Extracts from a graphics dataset

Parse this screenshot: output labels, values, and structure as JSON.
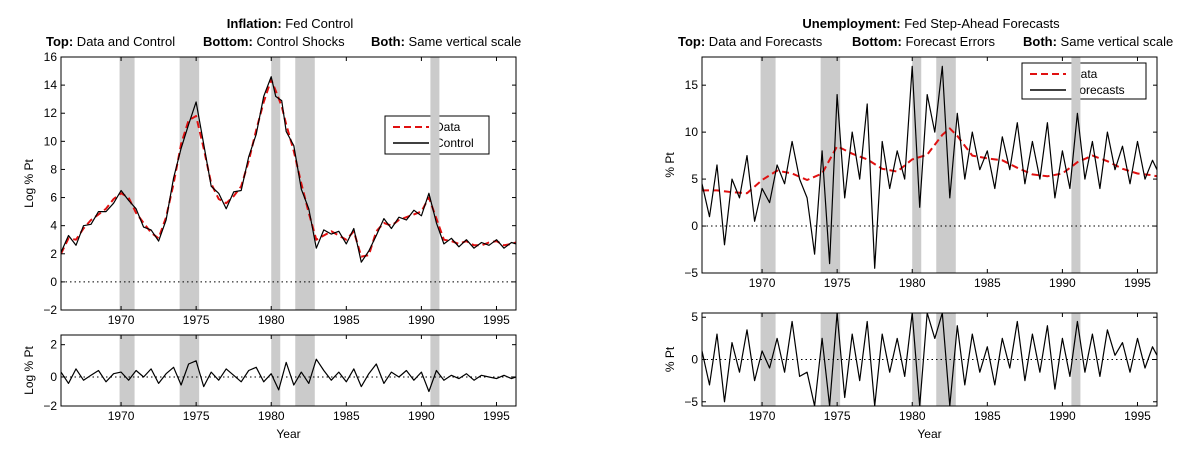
{
  "chart_data": [
    {
      "id": "inflation",
      "type": "line",
      "title_bold": "Inflation:",
      "title_rest": "Fed Control",
      "sub_labels": [
        {
          "bold": "Top:",
          "text": "Data and Control"
        },
        {
          "bold": "Bottom:",
          "text": "Control Shocks"
        },
        {
          "bold": "Both:",
          "text": "Same vertical scale"
        }
      ],
      "xlabel": "Year",
      "xlim": [
        1966,
        1996.3
      ],
      "xticks": [
        1970,
        1975,
        1980,
        1985,
        1990,
        1995
      ],
      "shaded_periods": [
        [
          1969.9,
          1970.9
        ],
        [
          1973.9,
          1975.2
        ],
        [
          1980.0,
          1980.6
        ],
        [
          1981.6,
          1982.9
        ],
        [
          1990.6,
          1991.2
        ]
      ],
      "top": {
        "ylabel": "Log % Pt",
        "ylim": [
          -2,
          16
        ],
        "yticks": [
          -2,
          0,
          2,
          4,
          6,
          8,
          10,
          12,
          14,
          16
        ],
        "zero_line": true,
        "legend_position": "right",
        "series": [
          {
            "name": "Data",
            "color": "#e01010",
            "style": "dashed",
            "x": [
              1966.0,
              1966.5,
              1967.0,
              1967.5,
              1968.0,
              1968.5,
              1969.0,
              1969.5,
              1970.0,
              1970.5,
              1971.0,
              1971.5,
              1972.0,
              1972.5,
              1973.0,
              1973.5,
              1974.0,
              1974.5,
              1975.0,
              1975.5,
              1976.0,
              1976.5,
              1977.0,
              1977.5,
              1978.0,
              1978.5,
              1979.0,
              1979.5,
              1980.0,
              1980.3,
              1980.7,
              1981.0,
              1981.5,
              1982.0,
              1982.5,
              1983.0,
              1983.5,
              1984.0,
              1984.5,
              1985.0,
              1985.5,
              1986.0,
              1986.5,
              1987.0,
              1987.5,
              1988.0,
              1988.5,
              1989.0,
              1989.5,
              1990.0,
              1990.5,
              1991.0,
              1991.5,
              1992.0,
              1992.5,
              1993.0,
              1993.5,
              1994.0,
              1994.5,
              1995.0,
              1995.5,
              1996.0,
              1996.3
            ],
            "y": [
              2.0,
              3.1,
              3.0,
              3.8,
              4.4,
              4.8,
              5.2,
              5.9,
              6.3,
              6.0,
              4.9,
              4.2,
              3.5,
              3.1,
              4.6,
              7.0,
              9.8,
              11.5,
              11.8,
              9.5,
              7.0,
              5.9,
              5.6,
              6.1,
              6.8,
              8.6,
              10.8,
              12.8,
              14.4,
              13.6,
              12.5,
              11.2,
              9.3,
              7.0,
              4.9,
              3.0,
              3.3,
              3.6,
              3.3,
              3.0,
              3.6,
              1.8,
              1.9,
              3.6,
              4.2,
              4.0,
              4.4,
              4.6,
              4.8,
              5.0,
              6.0,
              4.5,
              3.0,
              2.9,
              2.7,
              2.9,
              2.6,
              2.6,
              2.8,
              2.9,
              2.6,
              2.7,
              2.8
            ]
          },
          {
            "name": "Control",
            "color": "#000000",
            "style": "solid",
            "x": [
              1966.0,
              1966.5,
              1967.0,
              1967.5,
              1968.0,
              1968.5,
              1969.0,
              1969.5,
              1970.0,
              1970.5,
              1971.0,
              1971.5,
              1972.0,
              1972.5,
              1973.0,
              1973.5,
              1974.0,
              1974.5,
              1975.0,
              1975.5,
              1976.0,
              1976.5,
              1977.0,
              1977.5,
              1978.0,
              1978.5,
              1979.0,
              1979.5,
              1980.0,
              1980.3,
              1980.7,
              1981.0,
              1981.5,
              1982.0,
              1982.5,
              1983.0,
              1983.5,
              1984.0,
              1984.5,
              1985.0,
              1985.5,
              1986.0,
              1986.5,
              1987.0,
              1987.5,
              1988.0,
              1988.5,
              1989.0,
              1989.5,
              1990.0,
              1990.5,
              1991.0,
              1991.5,
              1992.0,
              1992.5,
              1993.0,
              1993.5,
              1994.0,
              1994.5,
              1995.0,
              1995.5,
              1996.0,
              1996.3
            ],
            "y": [
              2.1,
              3.3,
              2.6,
              4.0,
              4.1,
              5.0,
              5.0,
              5.6,
              6.5,
              5.8,
              5.2,
              3.9,
              3.7,
              2.9,
              4.4,
              7.4,
              9.5,
              11.2,
              12.8,
              9.8,
              6.8,
              6.3,
              5.2,
              6.4,
              6.5,
              8.9,
              10.5,
              13.2,
              14.6,
              13.2,
              12.9,
              10.7,
              9.7,
              6.6,
              5.2,
              2.4,
              3.7,
              3.4,
              3.6,
              2.7,
              3.8,
              1.4,
              2.2,
              3.3,
              4.5,
              3.8,
              4.6,
              4.4,
              5.1,
              4.7,
              6.3,
              4.2,
              2.7,
              3.1,
              2.5,
              3.0,
              2.4,
              2.8,
              2.6,
              3.0,
              2.4,
              2.8,
              2.7
            ]
          }
        ]
      },
      "bottom": {
        "ylabel": "Log % Pt",
        "ylim": [
          -1.8,
          2.6
        ],
        "yticks": [
          -2,
          0,
          2
        ],
        "zero_line": true,
        "series": [
          {
            "name": "Control Shocks",
            "color": "#000000",
            "style": "solid",
            "x": [
              1966.0,
              1966.5,
              1967.0,
              1967.5,
              1968.0,
              1968.5,
              1969.0,
              1969.5,
              1970.0,
              1970.5,
              1971.0,
              1971.5,
              1972.0,
              1972.5,
              1973.0,
              1973.5,
              1974.0,
              1974.5,
              1975.0,
              1975.5,
              1976.0,
              1976.5,
              1977.0,
              1977.5,
              1978.0,
              1978.5,
              1979.0,
              1979.5,
              1980.0,
              1980.5,
              1981.0,
              1981.5,
              1982.0,
              1982.5,
              1983.0,
              1983.5,
              1984.0,
              1984.5,
              1985.0,
              1985.5,
              1986.0,
              1986.5,
              1987.0,
              1987.5,
              1988.0,
              1988.5,
              1989.0,
              1989.5,
              1990.0,
              1990.5,
              1991.0,
              1991.5,
              1992.0,
              1992.5,
              1993.0,
              1993.5,
              1994.0,
              1994.5,
              1995.0,
              1995.5,
              1996.0,
              1996.3
            ],
            "y": [
              0.3,
              -0.4,
              0.5,
              -0.2,
              0.1,
              0.4,
              -0.3,
              0.2,
              0.3,
              -0.2,
              0.4,
              0.0,
              0.5,
              -0.4,
              0.2,
              0.6,
              -0.5,
              0.8,
              1.0,
              -0.6,
              0.3,
              -0.2,
              0.5,
              0.1,
              -0.3,
              0.4,
              0.6,
              -0.3,
              0.2,
              -0.8,
              0.9,
              -0.5,
              0.3,
              -0.4,
              1.1,
              0.4,
              -0.2,
              0.3,
              -0.3,
              0.5,
              -0.6,
              0.2,
              0.8,
              -0.4,
              0.3,
              0.0,
              0.4,
              -0.2,
              0.3,
              -0.9,
              0.4,
              -0.2,
              0.1,
              -0.1,
              0.2,
              -0.2,
              0.1,
              0.0,
              -0.1,
              0.1,
              -0.1,
              0.0
            ]
          }
        ]
      }
    },
    {
      "id": "unemployment",
      "type": "line",
      "title_bold": "Unemployment:",
      "title_rest": "Fed Step-Ahead Forecasts",
      "sub_labels": [
        {
          "bold": "Top:",
          "text": "Data and Forecasts"
        },
        {
          "bold": "Bottom:",
          "text": "Forecast Errors"
        },
        {
          "bold": "Both:",
          "text": "Same vertical scale"
        }
      ],
      "xlabel": "Year",
      "xlim": [
        1966,
        1996.3
      ],
      "xticks": [
        1970,
        1975,
        1980,
        1985,
        1990,
        1995
      ],
      "shaded_periods": [
        [
          1969.9,
          1970.9
        ],
        [
          1973.9,
          1975.2
        ],
        [
          1980.0,
          1980.6
        ],
        [
          1981.6,
          1982.9
        ],
        [
          1990.6,
          1991.2
        ]
      ],
      "top": {
        "ylabel": "% Pt",
        "ylim": [
          -5,
          18
        ],
        "yticks": [
          -5,
          0,
          5,
          10,
          15
        ],
        "zero_line": true,
        "legend_position": "top-right",
        "series": [
          {
            "name": "Data",
            "color": "#e01010",
            "style": "dashed",
            "x": [
              1966.0,
              1967.0,
              1968.0,
              1969.0,
              1970.0,
              1971.0,
              1972.0,
              1973.0,
              1974.0,
              1975.0,
              1976.0,
              1977.0,
              1978.0,
              1979.0,
              1980.0,
              1981.0,
              1982.0,
              1982.5,
              1983.0,
              1984.0,
              1985.0,
              1986.0,
              1987.0,
              1988.0,
              1989.0,
              1990.0,
              1991.0,
              1992.0,
              1993.0,
              1994.0,
              1995.0,
              1996.0,
              1996.3
            ],
            "y": [
              3.8,
              3.8,
              3.6,
              3.5,
              4.9,
              5.9,
              5.6,
              4.9,
              5.6,
              8.5,
              7.7,
              7.1,
              6.1,
              5.8,
              7.1,
              7.6,
              9.7,
              10.4,
              9.6,
              7.5,
              7.2,
              7.0,
              6.2,
              5.5,
              5.3,
              5.6,
              6.8,
              7.5,
              6.9,
              6.1,
              5.6,
              5.4,
              5.3
            ]
          },
          {
            "name": "Forecasts",
            "color": "#000000",
            "style": "solid",
            "x": [
              1966.0,
              1966.5,
              1967.0,
              1967.5,
              1968.0,
              1968.5,
              1969.0,
              1969.5,
              1970.0,
              1970.5,
              1971.0,
              1971.5,
              1972.0,
              1972.5,
              1973.0,
              1973.5,
              1974.0,
              1974.5,
              1975.0,
              1975.5,
              1976.0,
              1976.5,
              1977.0,
              1977.5,
              1978.0,
              1978.5,
              1979.0,
              1979.5,
              1980.0,
              1980.5,
              1981.0,
              1981.5,
              1982.0,
              1982.5,
              1983.0,
              1983.5,
              1984.0,
              1984.5,
              1985.0,
              1985.5,
              1986.0,
              1986.5,
              1987.0,
              1987.5,
              1988.0,
              1988.5,
              1989.0,
              1989.5,
              1990.0,
              1990.5,
              1991.0,
              1991.5,
              1992.0,
              1992.5,
              1993.0,
              1993.5,
              1994.0,
              1994.5,
              1995.0,
              1995.5,
              1996.0,
              1996.3
            ],
            "y": [
              4.5,
              1.0,
              6.5,
              -2.0,
              5.0,
              3.0,
              7.5,
              0.5,
              4.0,
              2.5,
              6.5,
              4.5,
              9.0,
              5.0,
              3.0,
              -3.0,
              8.0,
              -4.0,
              14.0,
              3.0,
              10.0,
              5.0,
              13.0,
              -4.5,
              9.0,
              4.0,
              8.0,
              5.0,
              17.0,
              2.0,
              14.0,
              10.0,
              17.0,
              3.0,
              12.0,
              5.0,
              10.0,
              6.0,
              8.0,
              4.0,
              9.5,
              6.0,
              11.0,
              4.5,
              9.0,
              5.0,
              11.0,
              3.0,
              8.0,
              4.0,
              12.0,
              5.0,
              9.0,
              4.0,
              10.0,
              6.0,
              8.5,
              4.5,
              9.0,
              5.0,
              7.0,
              6.0
            ]
          }
        ]
      },
      "bottom": {
        "ylabel": "% Pt",
        "ylim": [
          -5.5,
          5.5
        ],
        "yticks": [
          -5,
          0,
          5
        ],
        "zero_line": true,
        "series": [
          {
            "name": "Forecast Errors",
            "color": "#000000",
            "style": "solid",
            "x": [
              1966.0,
              1966.5,
              1967.0,
              1967.5,
              1968.0,
              1968.5,
              1969.0,
              1969.5,
              1970.0,
              1970.5,
              1971.0,
              1971.5,
              1972.0,
              1972.5,
              1973.0,
              1973.5,
              1974.0,
              1974.5,
              1975.0,
              1975.5,
              1976.0,
              1976.5,
              1977.0,
              1977.5,
              1978.0,
              1978.5,
              1979.0,
              1979.5,
              1980.0,
              1980.5,
              1981.0,
              1981.5,
              1982.0,
              1982.5,
              1983.0,
              1983.5,
              1984.0,
              1984.5,
              1985.0,
              1985.5,
              1986.0,
              1986.5,
              1987.0,
              1987.5,
              1988.0,
              1988.5,
              1989.0,
              1989.5,
              1990.0,
              1990.5,
              1991.0,
              1991.5,
              1992.0,
              1992.5,
              1993.0,
              1993.5,
              1994.0,
              1994.5,
              1995.0,
              1995.5,
              1996.0,
              1996.3
            ],
            "y": [
              1.0,
              -3.0,
              3.0,
              -5.0,
              2.0,
              -1.5,
              3.5,
              -2.5,
              1.0,
              -1.0,
              2.5,
              -1.5,
              4.5,
              -2.0,
              -1.5,
              -5.5,
              2.5,
              -5.5,
              5.5,
              -4.5,
              3.0,
              -2.5,
              4.5,
              -5.5,
              3.0,
              -1.5,
              2.5,
              -2.0,
              5.5,
              -5.5,
              5.5,
              2.5,
              5.5,
              -5.5,
              4.0,
              -3.0,
              3.0,
              -1.5,
              1.5,
              -3.0,
              2.5,
              -1.0,
              4.5,
              -2.5,
              3.0,
              -1.5,
              4.0,
              -3.5,
              2.5,
              -2.0,
              4.5,
              -1.5,
              3.0,
              -2.0,
              3.5,
              0.5,
              2.0,
              -1.5,
              2.5,
              -1.0,
              1.5,
              0.5
            ]
          }
        ]
      }
    }
  ]
}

=== Goal of the exercise ===
Locate each line with the word "Shocks" and copy it.

=== Solution ===
          "text": "Control Shocks"
            "name": "Control Shocks",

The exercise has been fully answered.